■ **STATED PROBLEM**
Count how many lines have the word "malarza" in them. Reply with that number by itself.

■ **EXERCISE DATA**
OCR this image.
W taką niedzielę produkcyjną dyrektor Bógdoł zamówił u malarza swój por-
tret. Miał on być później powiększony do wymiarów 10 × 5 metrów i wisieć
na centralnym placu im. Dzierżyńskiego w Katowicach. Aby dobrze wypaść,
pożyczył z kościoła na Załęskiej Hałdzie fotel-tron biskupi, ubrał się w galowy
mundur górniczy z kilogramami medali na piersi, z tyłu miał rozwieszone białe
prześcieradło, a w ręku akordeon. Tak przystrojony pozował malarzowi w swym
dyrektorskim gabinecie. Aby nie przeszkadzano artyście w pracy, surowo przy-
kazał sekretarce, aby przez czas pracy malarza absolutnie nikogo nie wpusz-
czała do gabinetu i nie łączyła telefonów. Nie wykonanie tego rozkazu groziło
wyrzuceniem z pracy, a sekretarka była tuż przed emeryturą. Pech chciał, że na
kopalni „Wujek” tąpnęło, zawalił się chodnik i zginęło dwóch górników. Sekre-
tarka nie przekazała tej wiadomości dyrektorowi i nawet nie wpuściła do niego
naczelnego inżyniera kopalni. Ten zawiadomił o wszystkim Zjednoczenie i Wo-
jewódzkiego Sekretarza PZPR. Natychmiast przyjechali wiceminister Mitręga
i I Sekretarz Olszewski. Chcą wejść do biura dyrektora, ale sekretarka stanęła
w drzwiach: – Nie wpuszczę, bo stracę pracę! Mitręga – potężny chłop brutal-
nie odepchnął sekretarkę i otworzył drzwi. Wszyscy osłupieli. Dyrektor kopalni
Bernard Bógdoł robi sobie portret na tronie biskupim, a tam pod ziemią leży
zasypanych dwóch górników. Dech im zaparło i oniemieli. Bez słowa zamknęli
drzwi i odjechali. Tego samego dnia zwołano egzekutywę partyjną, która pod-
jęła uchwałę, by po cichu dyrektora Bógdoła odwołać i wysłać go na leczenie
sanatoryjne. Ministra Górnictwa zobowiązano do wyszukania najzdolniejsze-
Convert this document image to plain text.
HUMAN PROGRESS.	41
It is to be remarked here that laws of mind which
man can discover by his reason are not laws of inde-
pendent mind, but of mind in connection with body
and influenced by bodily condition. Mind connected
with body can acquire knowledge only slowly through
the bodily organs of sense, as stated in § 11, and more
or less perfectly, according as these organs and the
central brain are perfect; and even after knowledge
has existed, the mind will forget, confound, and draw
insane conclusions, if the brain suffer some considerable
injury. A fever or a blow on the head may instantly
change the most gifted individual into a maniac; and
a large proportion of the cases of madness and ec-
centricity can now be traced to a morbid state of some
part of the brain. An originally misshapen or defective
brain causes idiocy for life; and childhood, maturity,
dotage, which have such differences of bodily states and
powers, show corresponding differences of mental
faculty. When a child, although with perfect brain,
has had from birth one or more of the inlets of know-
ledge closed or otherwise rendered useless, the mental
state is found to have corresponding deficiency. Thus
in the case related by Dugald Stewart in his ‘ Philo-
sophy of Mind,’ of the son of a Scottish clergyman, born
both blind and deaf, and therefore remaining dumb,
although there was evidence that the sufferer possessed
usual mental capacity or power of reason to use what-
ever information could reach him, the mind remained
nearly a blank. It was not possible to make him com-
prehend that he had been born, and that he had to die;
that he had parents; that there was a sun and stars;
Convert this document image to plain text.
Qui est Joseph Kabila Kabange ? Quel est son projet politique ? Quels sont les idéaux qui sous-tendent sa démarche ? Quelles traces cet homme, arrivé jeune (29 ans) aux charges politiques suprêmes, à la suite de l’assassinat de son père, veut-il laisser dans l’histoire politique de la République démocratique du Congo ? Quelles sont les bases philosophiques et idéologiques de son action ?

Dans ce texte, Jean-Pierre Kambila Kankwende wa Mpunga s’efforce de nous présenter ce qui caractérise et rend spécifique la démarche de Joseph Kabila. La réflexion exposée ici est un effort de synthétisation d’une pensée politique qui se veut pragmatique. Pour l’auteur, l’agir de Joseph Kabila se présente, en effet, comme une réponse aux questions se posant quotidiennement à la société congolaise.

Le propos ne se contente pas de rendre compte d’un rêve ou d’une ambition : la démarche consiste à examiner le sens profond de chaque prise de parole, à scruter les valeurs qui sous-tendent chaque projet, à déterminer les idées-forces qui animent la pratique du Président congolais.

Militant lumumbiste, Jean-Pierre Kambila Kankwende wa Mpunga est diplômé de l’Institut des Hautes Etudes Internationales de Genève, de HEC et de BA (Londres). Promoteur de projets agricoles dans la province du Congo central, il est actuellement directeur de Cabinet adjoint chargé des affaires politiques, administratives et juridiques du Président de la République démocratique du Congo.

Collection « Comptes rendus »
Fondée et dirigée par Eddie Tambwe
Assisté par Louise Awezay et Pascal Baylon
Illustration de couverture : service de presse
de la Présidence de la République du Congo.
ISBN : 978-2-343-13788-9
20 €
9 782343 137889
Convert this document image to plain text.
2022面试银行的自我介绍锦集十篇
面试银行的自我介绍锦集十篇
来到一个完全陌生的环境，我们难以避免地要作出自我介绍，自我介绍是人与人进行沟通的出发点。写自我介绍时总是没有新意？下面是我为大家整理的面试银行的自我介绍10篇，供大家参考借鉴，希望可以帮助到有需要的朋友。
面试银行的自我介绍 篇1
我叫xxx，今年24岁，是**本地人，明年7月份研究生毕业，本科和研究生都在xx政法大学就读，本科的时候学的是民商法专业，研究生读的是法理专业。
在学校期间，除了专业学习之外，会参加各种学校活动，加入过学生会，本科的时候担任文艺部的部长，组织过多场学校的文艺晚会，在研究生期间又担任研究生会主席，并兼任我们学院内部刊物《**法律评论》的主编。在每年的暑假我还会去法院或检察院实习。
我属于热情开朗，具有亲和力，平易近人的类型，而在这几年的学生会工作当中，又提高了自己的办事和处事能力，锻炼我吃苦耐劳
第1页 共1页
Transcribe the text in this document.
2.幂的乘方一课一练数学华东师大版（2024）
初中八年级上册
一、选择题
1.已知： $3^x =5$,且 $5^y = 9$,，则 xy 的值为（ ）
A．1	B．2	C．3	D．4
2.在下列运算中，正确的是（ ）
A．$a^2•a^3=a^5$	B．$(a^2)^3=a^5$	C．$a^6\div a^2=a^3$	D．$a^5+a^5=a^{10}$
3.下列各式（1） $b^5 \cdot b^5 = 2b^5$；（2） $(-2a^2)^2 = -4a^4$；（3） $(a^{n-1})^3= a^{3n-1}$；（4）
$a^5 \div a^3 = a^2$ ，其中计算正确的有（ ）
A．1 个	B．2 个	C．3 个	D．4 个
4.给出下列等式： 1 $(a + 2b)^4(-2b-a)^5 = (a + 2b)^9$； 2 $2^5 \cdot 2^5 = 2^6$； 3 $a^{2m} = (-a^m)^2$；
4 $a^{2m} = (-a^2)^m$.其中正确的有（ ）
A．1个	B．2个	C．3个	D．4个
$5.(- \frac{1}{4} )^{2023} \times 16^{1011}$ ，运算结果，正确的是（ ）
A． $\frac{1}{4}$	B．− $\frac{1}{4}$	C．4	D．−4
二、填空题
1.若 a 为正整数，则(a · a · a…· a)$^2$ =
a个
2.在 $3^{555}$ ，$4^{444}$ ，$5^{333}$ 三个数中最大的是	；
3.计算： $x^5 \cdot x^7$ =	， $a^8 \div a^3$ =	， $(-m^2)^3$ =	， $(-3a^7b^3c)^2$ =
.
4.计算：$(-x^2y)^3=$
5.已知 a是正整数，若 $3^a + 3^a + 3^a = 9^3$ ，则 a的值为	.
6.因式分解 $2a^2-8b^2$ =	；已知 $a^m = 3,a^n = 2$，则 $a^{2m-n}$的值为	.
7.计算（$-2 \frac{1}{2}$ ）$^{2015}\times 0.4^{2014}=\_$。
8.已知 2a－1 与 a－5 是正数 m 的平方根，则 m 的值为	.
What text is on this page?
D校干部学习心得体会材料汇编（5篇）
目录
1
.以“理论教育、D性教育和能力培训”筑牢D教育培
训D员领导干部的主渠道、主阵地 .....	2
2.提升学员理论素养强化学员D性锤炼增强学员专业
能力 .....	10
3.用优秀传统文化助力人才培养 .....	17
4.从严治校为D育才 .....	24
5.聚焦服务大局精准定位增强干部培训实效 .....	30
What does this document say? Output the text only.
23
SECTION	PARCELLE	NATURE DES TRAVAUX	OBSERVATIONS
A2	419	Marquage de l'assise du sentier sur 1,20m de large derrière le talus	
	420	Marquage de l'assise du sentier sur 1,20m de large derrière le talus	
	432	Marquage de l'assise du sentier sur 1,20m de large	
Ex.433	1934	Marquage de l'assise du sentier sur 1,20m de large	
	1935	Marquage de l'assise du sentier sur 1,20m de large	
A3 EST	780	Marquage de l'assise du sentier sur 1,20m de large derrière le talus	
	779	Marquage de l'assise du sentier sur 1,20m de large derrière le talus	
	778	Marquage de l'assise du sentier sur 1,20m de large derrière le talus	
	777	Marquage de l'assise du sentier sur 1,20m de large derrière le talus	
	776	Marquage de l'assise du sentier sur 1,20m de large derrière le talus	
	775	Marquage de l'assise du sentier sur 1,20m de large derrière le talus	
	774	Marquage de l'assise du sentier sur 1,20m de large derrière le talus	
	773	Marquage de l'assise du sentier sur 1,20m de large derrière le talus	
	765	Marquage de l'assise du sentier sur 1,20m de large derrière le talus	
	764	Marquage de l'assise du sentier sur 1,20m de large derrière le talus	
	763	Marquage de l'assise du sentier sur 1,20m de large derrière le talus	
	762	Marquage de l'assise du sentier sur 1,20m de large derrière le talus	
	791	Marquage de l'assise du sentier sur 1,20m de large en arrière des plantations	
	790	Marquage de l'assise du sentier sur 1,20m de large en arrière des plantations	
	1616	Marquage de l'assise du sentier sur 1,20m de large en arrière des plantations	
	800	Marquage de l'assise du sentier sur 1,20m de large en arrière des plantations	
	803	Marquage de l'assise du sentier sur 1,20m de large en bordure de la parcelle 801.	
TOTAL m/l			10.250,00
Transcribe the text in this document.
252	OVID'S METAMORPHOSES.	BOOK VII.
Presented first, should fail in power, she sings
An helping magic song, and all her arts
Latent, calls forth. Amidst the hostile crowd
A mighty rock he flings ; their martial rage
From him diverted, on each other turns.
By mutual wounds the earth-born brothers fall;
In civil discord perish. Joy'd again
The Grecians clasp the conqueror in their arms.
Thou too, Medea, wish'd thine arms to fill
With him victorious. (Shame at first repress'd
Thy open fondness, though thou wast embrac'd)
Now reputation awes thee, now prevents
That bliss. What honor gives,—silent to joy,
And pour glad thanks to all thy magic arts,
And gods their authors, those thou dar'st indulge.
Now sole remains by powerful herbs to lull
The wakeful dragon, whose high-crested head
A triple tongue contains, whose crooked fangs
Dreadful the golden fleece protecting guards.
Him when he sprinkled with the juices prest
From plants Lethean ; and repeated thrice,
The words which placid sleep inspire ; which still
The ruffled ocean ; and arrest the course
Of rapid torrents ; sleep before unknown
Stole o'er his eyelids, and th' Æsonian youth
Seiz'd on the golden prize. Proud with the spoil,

■ **FINAL RESULT**
2